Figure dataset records
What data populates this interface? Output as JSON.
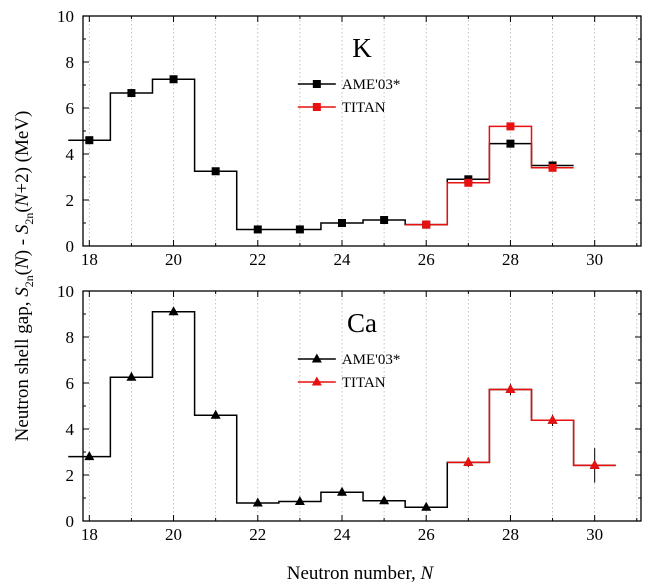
{
  "chart_data": [
    {
      "type": "line",
      "step": true,
      "label": "K",
      "xlim": [
        17.85,
        31.1
      ],
      "ylim": [
        0,
        10
      ],
      "xticks": [
        18,
        20,
        22,
        24,
        26,
        28,
        30
      ],
      "yticks": [
        0,
        2,
        4,
        6,
        8,
        10
      ],
      "grid": "vertical dotted at each integer N",
      "legend_position": "top-center",
      "series": [
        {
          "name": "AME'03*",
          "color": "#000000",
          "marker": "square",
          "x": [
            18,
            19,
            20,
            21,
            22,
            23,
            24,
            25,
            26,
            27,
            28,
            29
          ],
          "y": [
            4.6,
            6.65,
            7.25,
            3.25,
            0.72,
            0.72,
            1.0,
            1.13,
            0.93,
            2.9,
            4.45,
            3.5
          ],
          "err": [
            0.1,
            0.1,
            0.1,
            0.1,
            0.05,
            0.05,
            0.05,
            0.1,
            0.05,
            0.1,
            0.1,
            0.15
          ]
        },
        {
          "name": "TITAN",
          "color": "#e8110f",
          "marker": "square",
          "x": [
            26,
            27,
            28,
            29
          ],
          "y": [
            0.93,
            2.75,
            5.2,
            3.4
          ],
          "err": [
            0.05,
            0.05,
            0.05,
            0.05
          ]
        }
      ]
    },
    {
      "type": "line",
      "step": true,
      "label": "Ca",
      "xlim": [
        17.85,
        31.1
      ],
      "ylim": [
        0,
        10
      ],
      "xticks": [
        18,
        20,
        22,
        24,
        26,
        28,
        30
      ],
      "yticks": [
        0,
        2,
        4,
        6,
        8,
        10
      ],
      "grid": "vertical dotted at each integer N",
      "legend_position": "top-center",
      "series": [
        {
          "name": "AME'03*",
          "color": "#000000",
          "marker": "triangle",
          "x": [
            18,
            19,
            20,
            21,
            22,
            23,
            24,
            25,
            26,
            27,
            28,
            29,
            30
          ],
          "y": [
            2.8,
            6.25,
            9.1,
            4.6,
            0.78,
            0.85,
            1.25,
            0.88,
            0.6,
            2.55,
            5.72,
            4.38,
            2.42
          ],
          "err": [
            0.15,
            0.15,
            0.15,
            0.15,
            0.15,
            0.15,
            0.15,
            0.15,
            0.15,
            0.2,
            0.25,
            0.25,
            0.75
          ]
        },
        {
          "name": "TITAN",
          "color": "#e8110f",
          "marker": "triangle",
          "x": [
            27,
            28,
            29,
            30
          ],
          "y": [
            2.55,
            5.72,
            4.38,
            2.42
          ],
          "err": [
            0.1,
            0.1,
            0.1,
            0.1
          ]
        }
      ]
    }
  ],
  "y_axis_title": {
    "part1": "Neutron shell gap, ",
    "s": "S",
    "sub": "2n",
    "part2": "(",
    "n": "N",
    "part3": ") - ",
    "s2": "S",
    "sub2": "2n",
    "part4": "(",
    "n2": "N",
    "part5": "+2) (MeV)"
  },
  "x_axis_title": {
    "text": "Neutron number, ",
    "italic": "N"
  }
}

[WHAT YOU NEED TO DO] Your copy should hold every record word for word and none of the pictures.

[WORKED SOLUTION]
What data populates this interface? Output as JSON.
{
  "chart_data": [
    {
      "type": "line",
      "step": true,
      "label": "K",
      "xlim": [
        17.85,
        31.1
      ],
      "ylim": [
        0,
        10
      ],
      "xticks": [
        18,
        20,
        22,
        24,
        26,
        28,
        30
      ],
      "yticks": [
        0,
        2,
        4,
        6,
        8,
        10
      ],
      "grid": "vertical dotted at each integer N",
      "legend_position": "top-center",
      "series": [
        {
          "name": "AME'03*",
          "color": "#000000",
          "marker": "square",
          "x": [
            18,
            19,
            20,
            21,
            22,
            23,
            24,
            25,
            26,
            27,
            28,
            29
          ],
          "y": [
            4.6,
            6.65,
            7.25,
            3.25,
            0.72,
            0.72,
            1.0,
            1.13,
            0.93,
            2.9,
            4.45,
            3.5
          ],
          "err": [
            0.1,
            0.1,
            0.1,
            0.1,
            0.05,
            0.05,
            0.05,
            0.1,
            0.05,
            0.1,
            0.1,
            0.15
          ]
        },
        {
          "name": "TITAN",
          "color": "#e8110f",
          "marker": "square",
          "x": [
            26,
            27,
            28,
            29
          ],
          "y": [
            0.93,
            2.75,
            5.2,
            3.4
          ],
          "err": [
            0.05,
            0.05,
            0.05,
            0.05
          ]
        }
      ]
    },
    {
      "type": "line",
      "step": true,
      "label": "Ca",
      "xlim": [
        17.85,
        31.1
      ],
      "ylim": [
        0,
        10
      ],
      "xticks": [
        18,
        20,
        22,
        24,
        26,
        28,
        30
      ],
      "yticks": [
        0,
        2,
        4,
        6,
        8,
        10
      ],
      "grid": "vertical dotted at each integer N",
      "legend_position": "top-center",
      "series": [
        {
          "name": "AME'03*",
          "color": "#000000",
          "marker": "triangle",
          "x": [
            18,
            19,
            20,
            21,
            22,
            23,
            24,
            25,
            26,
            27,
            28,
            29,
            30
          ],
          "y": [
            2.8,
            6.25,
            9.1,
            4.6,
            0.78,
            0.85,
            1.25,
            0.88,
            0.6,
            2.55,
            5.72,
            4.38,
            2.42
          ],
          "err": [
            0.15,
            0.15,
            0.15,
            0.15,
            0.15,
            0.15,
            0.15,
            0.15,
            0.15,
            0.2,
            0.25,
            0.25,
            0.75
          ]
        },
        {
          "name": "TITAN",
          "color": "#e8110f",
          "marker": "triangle",
          "x": [
            27,
            28,
            29,
            30
          ],
          "y": [
            2.55,
            5.72,
            4.38,
            2.42
          ],
          "err": [
            0.1,
            0.1,
            0.1,
            0.1
          ]
        }
      ]
    }
  ],
  "y_axis_title": {
    "part1": "Neutron shell gap, ",
    "s": "S",
    "sub": "2n",
    "part2": "(",
    "n": "N",
    "part3": ") - ",
    "s2": "S",
    "sub2": "2n",
    "part4": "(",
    "n2": "N",
    "part5": "+2) (MeV)"
  },
  "x_axis_title": {
    "text": "Neutron number, ",
    "italic": "N"
  }
}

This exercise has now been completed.